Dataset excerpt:
++++++

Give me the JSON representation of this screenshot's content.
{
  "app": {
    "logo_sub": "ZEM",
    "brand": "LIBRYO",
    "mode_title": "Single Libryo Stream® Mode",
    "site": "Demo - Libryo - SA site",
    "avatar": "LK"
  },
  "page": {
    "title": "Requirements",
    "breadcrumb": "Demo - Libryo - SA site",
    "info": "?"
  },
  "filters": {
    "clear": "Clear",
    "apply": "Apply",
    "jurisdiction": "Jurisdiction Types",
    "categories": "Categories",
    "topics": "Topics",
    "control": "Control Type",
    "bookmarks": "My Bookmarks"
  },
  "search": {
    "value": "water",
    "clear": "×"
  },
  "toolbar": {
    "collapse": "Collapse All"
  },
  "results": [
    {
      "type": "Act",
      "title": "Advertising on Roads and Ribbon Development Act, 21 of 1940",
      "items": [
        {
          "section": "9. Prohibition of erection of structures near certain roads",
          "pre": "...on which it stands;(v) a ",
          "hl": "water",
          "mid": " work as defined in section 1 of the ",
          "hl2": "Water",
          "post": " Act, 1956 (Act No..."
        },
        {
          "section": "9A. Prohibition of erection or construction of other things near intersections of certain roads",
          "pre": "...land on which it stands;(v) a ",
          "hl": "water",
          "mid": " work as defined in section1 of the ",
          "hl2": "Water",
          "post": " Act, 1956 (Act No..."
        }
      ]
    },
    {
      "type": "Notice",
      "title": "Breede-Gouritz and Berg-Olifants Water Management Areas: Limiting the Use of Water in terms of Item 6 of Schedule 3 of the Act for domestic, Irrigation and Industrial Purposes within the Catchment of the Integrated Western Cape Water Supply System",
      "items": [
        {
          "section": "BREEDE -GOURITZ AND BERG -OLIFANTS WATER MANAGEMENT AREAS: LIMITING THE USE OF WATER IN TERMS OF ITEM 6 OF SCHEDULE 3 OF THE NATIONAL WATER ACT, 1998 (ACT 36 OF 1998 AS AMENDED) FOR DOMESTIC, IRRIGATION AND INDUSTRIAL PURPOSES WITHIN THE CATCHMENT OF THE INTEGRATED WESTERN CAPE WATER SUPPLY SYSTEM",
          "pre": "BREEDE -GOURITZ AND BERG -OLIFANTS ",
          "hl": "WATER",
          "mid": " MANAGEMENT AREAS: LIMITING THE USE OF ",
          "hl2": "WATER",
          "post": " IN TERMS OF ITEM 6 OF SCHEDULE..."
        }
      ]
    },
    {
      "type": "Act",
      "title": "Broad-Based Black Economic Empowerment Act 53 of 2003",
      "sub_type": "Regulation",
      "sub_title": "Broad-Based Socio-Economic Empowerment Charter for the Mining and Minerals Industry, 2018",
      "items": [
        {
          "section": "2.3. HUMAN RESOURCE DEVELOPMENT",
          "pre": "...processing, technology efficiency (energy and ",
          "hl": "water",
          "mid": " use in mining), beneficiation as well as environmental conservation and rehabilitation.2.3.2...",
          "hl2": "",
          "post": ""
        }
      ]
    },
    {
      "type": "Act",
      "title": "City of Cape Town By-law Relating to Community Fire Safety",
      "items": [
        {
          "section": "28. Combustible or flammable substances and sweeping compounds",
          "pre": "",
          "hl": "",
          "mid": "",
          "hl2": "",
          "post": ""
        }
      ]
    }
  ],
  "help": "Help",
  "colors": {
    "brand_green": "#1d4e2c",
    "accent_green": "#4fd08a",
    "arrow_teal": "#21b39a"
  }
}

++++++

Short problem: Please restate the whole listing word for word.

The completed task:
Give me the JSON representation of this screenshot's content.
{
  "app": {
    "logo_sub": "ZEM",
    "brand": "LIBRYO",
    "mode_title": "Single Libryo Stream® Mode",
    "site": "Demo - Libryo - SA site",
    "avatar": "LK"
  },
  "page": {
    "title": "Requirements",
    "breadcrumb": "Demo - Libryo - SA site",
    "info": "?"
  },
  "filters": {
    "clear": "Clear",
    "apply": "Apply",
    "jurisdiction": "Jurisdiction Types",
    "categories": "Categories",
    "topics": "Topics",
    "control": "Control Type",
    "bookmarks": "My Bookmarks"
  },
  "search": {
    "value": "water",
    "clear": "×"
  },
  "toolbar": {
    "collapse": "Collapse All"
  },
  "results": [
    {
      "type": "Act",
      "title": "Advertising on Roads and Ribbon Development Act, 21 of 1940",
      "items": [
        {
          "section": "9. Prohibition of erection of structures near certain roads",
          "pre": "...on which it stands;(v) a ",
          "hl": "water",
          "mid": " work as defined in section 1 of the ",
          "hl2": "Water",
          "post": " Act, 1956 (Act No..."
        },
        {
          "section": "9A. Prohibition of erection or construction of other things near intersections of certain roads",
          "pre": "...land on which it stands;(v) a ",
          "hl": "water",
          "mid": " work as defined in section1 of the ",
          "hl2": "Water",
          "post": " Act, 1956 (Act No..."
        }
      ]
    },
    {
      "type": "Notice",
      "title": "Breede-Gouritz and Berg-Olifants Water Management Areas: Limiting the Use of Water in terms of Item 6 of Schedule 3 of the Act for domestic, Irrigation and Industrial Purposes within the Catchment of the Integrated Western Cape Water Supply System",
      "items": [
        {
          "section": "BREEDE -GOURITZ AND BERG -OLIFANTS WATER MANAGEMENT AREAS: LIMITING THE USE OF WATER IN TERMS OF ITEM 6 OF SCHEDULE 3 OF THE NATIONAL WATER ACT, 1998 (ACT 36 OF 1998 AS AMENDED) FOR DOMESTIC, IRRIGATION AND INDUSTRIAL PURPOSES WITHIN THE CATCHMENT OF THE INTEGRATED WESTERN CAPE WATER SUPPLY SYSTEM",
          "pre": "BREEDE -GOURITZ AND BERG -OLIFANTS ",
          "hl": "WATER",
          "mid": " MANAGEMENT AREAS: LIMITING THE USE OF ",
          "hl2": "WATER",
          "post": " IN TERMS OF ITEM 6 OF SCHEDULE..."
        }
      ]
    },
    {
      "type": "Act",
      "title": "Broad-Based Black Economic Empowerment Act 53 of 2003",
      "sub_type": "Regulation",
      "sub_title": "Broad-Based Socio-Economic Empowerment Charter for the Mining and Minerals Industry, 2018",
      "items": [
        {
          "section": "2.3. HUMAN RESOURCE DEVELOPMENT",
          "pre": "...processing, technology efficiency (energy and ",
          "hl": "water",
          "mid": " use in mining), beneficiation as well as environmental conservation and rehabilitation.2.3.2...",
          "hl2": "",
          "post": ""
        }
      ]
    },
    {
      "type": "Act",
      "title": "City of Cape Town By-law Relating to Community Fire Safety",
      "items": [
        {
          "section": "28. Combustible or flammable substances and sweeping compounds",
          "pre": "",
          "hl": "",
          "mid": "",
          "hl2": "",
          "post": ""
        }
      ]
    }
  ],
  "help": "Help",
  "colors": {
    "brand_green": "#1d4e2c",
    "accent_green": "#4fd08a",
    "arrow_teal": "#21b39a"
  }
}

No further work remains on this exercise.